● Aim of the exercise: Print every line of the listing exactly, please.

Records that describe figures

• • • • • • •

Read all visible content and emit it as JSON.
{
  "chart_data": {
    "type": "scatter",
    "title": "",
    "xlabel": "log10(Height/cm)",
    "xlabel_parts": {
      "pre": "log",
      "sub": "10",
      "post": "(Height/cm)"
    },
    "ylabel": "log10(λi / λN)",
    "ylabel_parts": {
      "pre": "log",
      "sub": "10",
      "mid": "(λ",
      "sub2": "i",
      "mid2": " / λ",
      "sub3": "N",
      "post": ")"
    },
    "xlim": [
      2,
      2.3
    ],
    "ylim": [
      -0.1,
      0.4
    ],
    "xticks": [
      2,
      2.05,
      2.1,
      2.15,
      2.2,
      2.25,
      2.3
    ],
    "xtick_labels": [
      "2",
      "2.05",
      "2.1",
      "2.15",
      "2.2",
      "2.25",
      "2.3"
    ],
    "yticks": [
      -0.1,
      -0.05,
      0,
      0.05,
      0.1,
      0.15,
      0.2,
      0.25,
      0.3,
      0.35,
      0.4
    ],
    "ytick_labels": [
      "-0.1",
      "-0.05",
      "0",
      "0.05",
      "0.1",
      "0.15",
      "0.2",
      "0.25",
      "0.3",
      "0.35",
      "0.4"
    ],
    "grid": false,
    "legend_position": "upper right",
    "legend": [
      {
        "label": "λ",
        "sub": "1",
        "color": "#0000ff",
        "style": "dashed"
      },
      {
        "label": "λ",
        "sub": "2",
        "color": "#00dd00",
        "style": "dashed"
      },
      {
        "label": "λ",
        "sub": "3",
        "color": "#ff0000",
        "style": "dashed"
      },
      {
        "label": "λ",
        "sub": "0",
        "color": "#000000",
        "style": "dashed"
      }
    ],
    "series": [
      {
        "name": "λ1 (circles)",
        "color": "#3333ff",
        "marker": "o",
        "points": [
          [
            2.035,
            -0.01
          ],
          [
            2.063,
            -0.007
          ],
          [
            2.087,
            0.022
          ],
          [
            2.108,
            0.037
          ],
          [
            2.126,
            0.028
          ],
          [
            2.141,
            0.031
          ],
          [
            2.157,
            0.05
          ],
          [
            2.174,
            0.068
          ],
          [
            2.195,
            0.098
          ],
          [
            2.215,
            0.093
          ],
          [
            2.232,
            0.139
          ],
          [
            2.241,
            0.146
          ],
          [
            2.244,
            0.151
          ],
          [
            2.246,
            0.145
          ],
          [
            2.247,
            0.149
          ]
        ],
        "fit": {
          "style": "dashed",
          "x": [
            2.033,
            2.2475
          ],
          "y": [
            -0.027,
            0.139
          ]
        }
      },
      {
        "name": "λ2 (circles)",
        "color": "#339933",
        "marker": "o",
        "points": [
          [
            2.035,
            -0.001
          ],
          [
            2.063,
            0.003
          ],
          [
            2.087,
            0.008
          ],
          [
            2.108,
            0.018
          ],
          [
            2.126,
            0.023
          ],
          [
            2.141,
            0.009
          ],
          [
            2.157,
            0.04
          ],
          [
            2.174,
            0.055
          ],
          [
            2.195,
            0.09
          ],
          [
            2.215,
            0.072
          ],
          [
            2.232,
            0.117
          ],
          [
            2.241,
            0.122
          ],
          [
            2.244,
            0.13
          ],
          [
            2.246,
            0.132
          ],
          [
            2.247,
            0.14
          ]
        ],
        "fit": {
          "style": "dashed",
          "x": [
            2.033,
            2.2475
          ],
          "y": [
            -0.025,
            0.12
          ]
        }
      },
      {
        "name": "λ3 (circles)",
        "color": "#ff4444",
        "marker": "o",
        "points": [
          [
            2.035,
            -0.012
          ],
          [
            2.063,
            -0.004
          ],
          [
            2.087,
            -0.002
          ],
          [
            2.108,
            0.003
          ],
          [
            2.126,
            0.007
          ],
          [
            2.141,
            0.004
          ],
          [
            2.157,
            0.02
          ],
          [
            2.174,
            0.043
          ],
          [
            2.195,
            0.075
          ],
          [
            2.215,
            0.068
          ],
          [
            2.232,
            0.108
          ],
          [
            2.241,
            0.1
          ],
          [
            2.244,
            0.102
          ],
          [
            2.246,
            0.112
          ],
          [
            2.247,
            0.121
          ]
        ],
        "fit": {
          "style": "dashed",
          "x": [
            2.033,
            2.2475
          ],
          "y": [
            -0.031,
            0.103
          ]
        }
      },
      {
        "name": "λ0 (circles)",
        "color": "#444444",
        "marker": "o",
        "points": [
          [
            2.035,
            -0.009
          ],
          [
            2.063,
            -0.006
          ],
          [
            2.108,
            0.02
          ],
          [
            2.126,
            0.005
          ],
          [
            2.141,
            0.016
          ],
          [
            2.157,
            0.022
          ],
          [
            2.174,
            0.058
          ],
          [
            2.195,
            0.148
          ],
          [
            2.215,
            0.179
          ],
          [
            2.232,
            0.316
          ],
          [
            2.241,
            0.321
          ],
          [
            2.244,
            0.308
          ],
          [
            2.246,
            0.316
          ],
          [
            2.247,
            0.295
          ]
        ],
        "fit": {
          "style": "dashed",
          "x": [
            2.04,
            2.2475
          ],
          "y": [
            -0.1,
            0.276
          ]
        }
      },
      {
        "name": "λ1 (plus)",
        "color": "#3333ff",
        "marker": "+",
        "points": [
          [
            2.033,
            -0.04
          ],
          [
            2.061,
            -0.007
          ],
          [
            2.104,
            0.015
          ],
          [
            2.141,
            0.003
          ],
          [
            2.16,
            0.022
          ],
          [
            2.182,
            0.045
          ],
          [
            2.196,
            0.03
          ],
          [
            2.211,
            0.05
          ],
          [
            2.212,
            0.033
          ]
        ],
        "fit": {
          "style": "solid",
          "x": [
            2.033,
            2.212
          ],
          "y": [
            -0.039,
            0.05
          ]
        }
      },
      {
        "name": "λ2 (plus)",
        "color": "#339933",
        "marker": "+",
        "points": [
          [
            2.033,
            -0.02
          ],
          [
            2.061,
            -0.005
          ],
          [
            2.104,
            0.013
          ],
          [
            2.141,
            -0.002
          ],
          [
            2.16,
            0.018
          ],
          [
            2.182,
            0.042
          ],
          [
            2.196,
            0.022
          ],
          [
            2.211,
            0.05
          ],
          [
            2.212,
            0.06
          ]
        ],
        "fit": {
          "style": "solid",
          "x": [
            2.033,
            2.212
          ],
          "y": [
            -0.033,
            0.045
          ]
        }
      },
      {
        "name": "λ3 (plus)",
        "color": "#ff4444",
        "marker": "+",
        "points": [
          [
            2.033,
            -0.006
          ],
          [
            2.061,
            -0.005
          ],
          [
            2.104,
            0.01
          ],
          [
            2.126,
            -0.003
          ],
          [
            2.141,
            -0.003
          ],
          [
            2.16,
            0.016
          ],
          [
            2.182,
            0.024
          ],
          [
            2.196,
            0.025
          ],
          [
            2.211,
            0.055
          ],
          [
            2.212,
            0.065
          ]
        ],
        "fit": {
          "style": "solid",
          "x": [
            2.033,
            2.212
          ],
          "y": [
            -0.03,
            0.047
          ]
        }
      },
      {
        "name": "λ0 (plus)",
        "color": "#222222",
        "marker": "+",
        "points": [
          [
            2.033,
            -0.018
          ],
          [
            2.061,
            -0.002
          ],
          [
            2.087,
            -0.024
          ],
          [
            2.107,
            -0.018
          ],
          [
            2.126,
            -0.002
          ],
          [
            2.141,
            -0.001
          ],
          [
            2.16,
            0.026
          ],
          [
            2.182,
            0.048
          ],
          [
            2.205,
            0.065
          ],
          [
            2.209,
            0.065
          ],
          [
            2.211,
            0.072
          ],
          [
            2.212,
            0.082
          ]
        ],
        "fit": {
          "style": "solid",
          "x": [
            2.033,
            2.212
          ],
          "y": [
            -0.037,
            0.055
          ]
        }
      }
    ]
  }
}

• • • • • • •

● Task result:
Read all visible content and emit it as JSON.
{
  "chart_data": {
    "type": "scatter",
    "title": "",
    "xlabel": "log10(Height/cm)",
    "xlabel_parts": {
      "pre": "log",
      "sub": "10",
      "post": "(Height/cm)"
    },
    "ylabel": "log10(λi / λN)",
    "ylabel_parts": {
      "pre": "log",
      "sub": "10",
      "mid": "(λ",
      "sub2": "i",
      "mid2": " / λ",
      "sub3": "N",
      "post": ")"
    },
    "xlim": [
      2,
      2.3
    ],
    "ylim": [
      -0.1,
      0.4
    ],
    "xticks": [
      2,
      2.05,
      2.1,
      2.15,
      2.2,
      2.25,
      2.3
    ],
    "xtick_labels": [
      "2",
      "2.05",
      "2.1",
      "2.15",
      "2.2",
      "2.25",
      "2.3"
    ],
    "yticks": [
      -0.1,
      -0.05,
      0,
      0.05,
      0.1,
      0.15,
      0.2,
      0.25,
      0.3,
      0.35,
      0.4
    ],
    "ytick_labels": [
      "-0.1",
      "-0.05",
      "0",
      "0.05",
      "0.1",
      "0.15",
      "0.2",
      "0.25",
      "0.3",
      "0.35",
      "0.4"
    ],
    "grid": false,
    "legend_position": "upper right",
    "legend": [
      {
        "label": "λ",
        "sub": "1",
        "color": "#0000ff",
        "style": "dashed"
      },
      {
        "label": "λ",
        "sub": "2",
        "color": "#00dd00",
        "style": "dashed"
      },
      {
        "label": "λ",
        "sub": "3",
        "color": "#ff0000",
        "style": "dashed"
      },
      {
        "label": "λ",
        "sub": "0",
        "color": "#000000",
        "style": "dashed"
      }
    ],
    "series": [
      {
        "name": "λ1 (circles)",
        "color": "#3333ff",
        "marker": "o",
        "points": [
          [
            2.035,
            -0.01
          ],
          [
            2.063,
            -0.007
          ],
          [
            2.087,
            0.022
          ],
          [
            2.108,
            0.037
          ],
          [
            2.126,
            0.028
          ],
          [
            2.141,
            0.031
          ],
          [
            2.157,
            0.05
          ],
          [
            2.174,
            0.068
          ],
          [
            2.195,
            0.098
          ],
          [
            2.215,
            0.093
          ],
          [
            2.232,
            0.139
          ],
          [
            2.241,
            0.146
          ],
          [
            2.244,
            0.151
          ],
          [
            2.246,
            0.145
          ],
          [
            2.247,
            0.149
          ]
        ],
        "fit": {
          "style": "dashed",
          "x": [
            2.033,
            2.2475
          ],
          "y": [
            -0.027,
            0.139
          ]
        }
      },
      {
        "name": "λ2 (circles)",
        "color": "#339933",
        "marker": "o",
        "points": [
          [
            2.035,
            -0.001
          ],
          [
            2.063,
            0.003
          ],
          [
            2.087,
            0.008
          ],
          [
            2.108,
            0.018
          ],
          [
            2.126,
            0.023
          ],
          [
            2.141,
            0.009
          ],
          [
            2.157,
            0.04
          ],
          [
            2.174,
            0.055
          ],
          [
            2.195,
            0.09
          ],
          [
            2.215,
            0.072
          ],
          [
            2.232,
            0.117
          ],
          [
            2.241,
            0.122
          ],
          [
            2.244,
            0.13
          ],
          [
            2.246,
            0.132
          ],
          [
            2.247,
            0.14
          ]
        ],
        "fit": {
          "style": "dashed",
          "x": [
            2.033,
            2.2475
          ],
          "y": [
            -0.025,
            0.12
          ]
        }
      },
      {
        "name": "λ3 (circles)",
        "color": "#ff4444",
        "marker": "o",
        "points": [
          [
            2.035,
            -0.012
          ],
          [
            2.063,
            -0.004
          ],
          [
            2.087,
            -0.002
          ],
          [
            2.108,
            0.003
          ],
          [
            2.126,
            0.007
          ],
          [
            2.141,
            0.004
          ],
          [
            2.157,
            0.02
          ],
          [
            2.174,
            0.043
          ],
          [
            2.195,
            0.075
          ],
          [
            2.215,
            0.068
          ],
          [
            2.232,
            0.108
          ],
          [
            2.241,
            0.1
          ],
          [
            2.244,
            0.102
          ],
          [
            2.246,
            0.112
          ],
          [
            2.247,
            0.121
          ]
        ],
        "fit": {
          "style": "dashed",
          "x": [
            2.033,
            2.2475
          ],
          "y": [
            -0.031,
            0.103
          ]
        }
      },
      {
        "name": "λ0 (circles)",
        "color": "#444444",
        "marker": "o",
        "points": [
          [
            2.035,
            -0.009
          ],
          [
            2.063,
            -0.006
          ],
          [
            2.108,
            0.02
          ],
          [
            2.126,
            0.005
          ],
          [
            2.141,
            0.016
          ],
          [
            2.157,
            0.022
          ],
          [
            2.174,
            0.058
          ],
          [
            2.195,
            0.148
          ],
          [
            2.215,
            0.179
          ],
          [
            2.232,
            0.316
          ],
          [
            2.241,
            0.321
          ],
          [
            2.244,
            0.308
          ],
          [
            2.246,
            0.316
          ],
          [
            2.247,
            0.295
          ]
        ],
        "fit": {
          "style": "dashed",
          "x": [
            2.04,
            2.2475
          ],
          "y": [
            -0.1,
            0.276
          ]
        }
      },
      {
        "name": "λ1 (plus)",
        "color": "#3333ff",
        "marker": "+",
        "points": [
          [
            2.033,
            -0.04
          ],
          [
            2.061,
            -0.007
          ],
          [
            2.104,
            0.015
          ],
          [
            2.141,
            0.003
          ],
          [
            2.16,
            0.022
          ],
          [
            2.182,
            0.045
          ],
          [
            2.196,
            0.03
          ],
          [
            2.211,
            0.05
          ],
          [
            2.212,
            0.033
          ]
        ],
        "fit": {
          "style": "solid",
          "x": [
            2.033,
            2.212
          ],
          "y": [
            -0.039,
            0.05
          ]
        }
      },
      {
        "name": "λ2 (plus)",
        "color": "#339933",
        "marker": "+",
        "points": [
          [
            2.033,
            -0.02
          ],
          [
            2.061,
            -0.005
          ],
          [
            2.104,
            0.013
          ],
          [
            2.141,
            -0.002
          ],
          [
            2.16,
            0.018
          ],
          [
            2.182,
            0.042
          ],
          [
            2.196,
            0.022
          ],
          [
            2.211,
            0.05
          ],
          [
            2.212,
            0.06
          ]
        ],
        "fit": {
          "style": "solid",
          "x": [
            2.033,
            2.212
          ],
          "y": [
            -0.033,
            0.045
          ]
        }
      },
      {
        "name": "λ3 (plus)",
        "color": "#ff4444",
        "marker": "+",
        "points": [
          [
            2.033,
            -0.006
          ],
          [
            2.061,
            -0.005
          ],
          [
            2.104,
            0.01
          ],
          [
            2.126,
            -0.003
          ],
          [
            2.141,
            -0.003
          ],
          [
            2.16,
            0.016
          ],
          [
            2.182,
            0.024
          ],
          [
            2.196,
            0.025
          ],
          [
            2.211,
            0.055
          ],
          [
            2.212,
            0.065
          ]
        ],
        "fit": {
          "style": "solid",
          "x": [
            2.033,
            2.212
          ],
          "y": [
            -0.03,
            0.047
          ]
        }
      },
      {
        "name": "λ0 (plus)",
        "color": "#222222",
        "marker": "+",
        "points": [
          [
            2.033,
            -0.018
          ],
          [
            2.061,
            -0.002
          ],
          [
            2.087,
            -0.024
          ],
          [
            2.107,
            -0.018
          ],
          [
            2.126,
            -0.002
          ],
          [
            2.141,
            -0.001
          ],
          [
            2.16,
            0.026
          ],
          [
            2.182,
            0.048
          ],
          [
            2.205,
            0.065
          ],
          [
            2.209,
            0.065
          ],
          [
            2.211,
            0.072
          ],
          [
            2.212,
            0.082
          ]
        ],
        "fit": {
          "style": "solid",
          "x": [
            2.033,
            2.212
          ],
          "y": [
            -0.037,
            0.055
          ]
        }
      }
    ]
  }
}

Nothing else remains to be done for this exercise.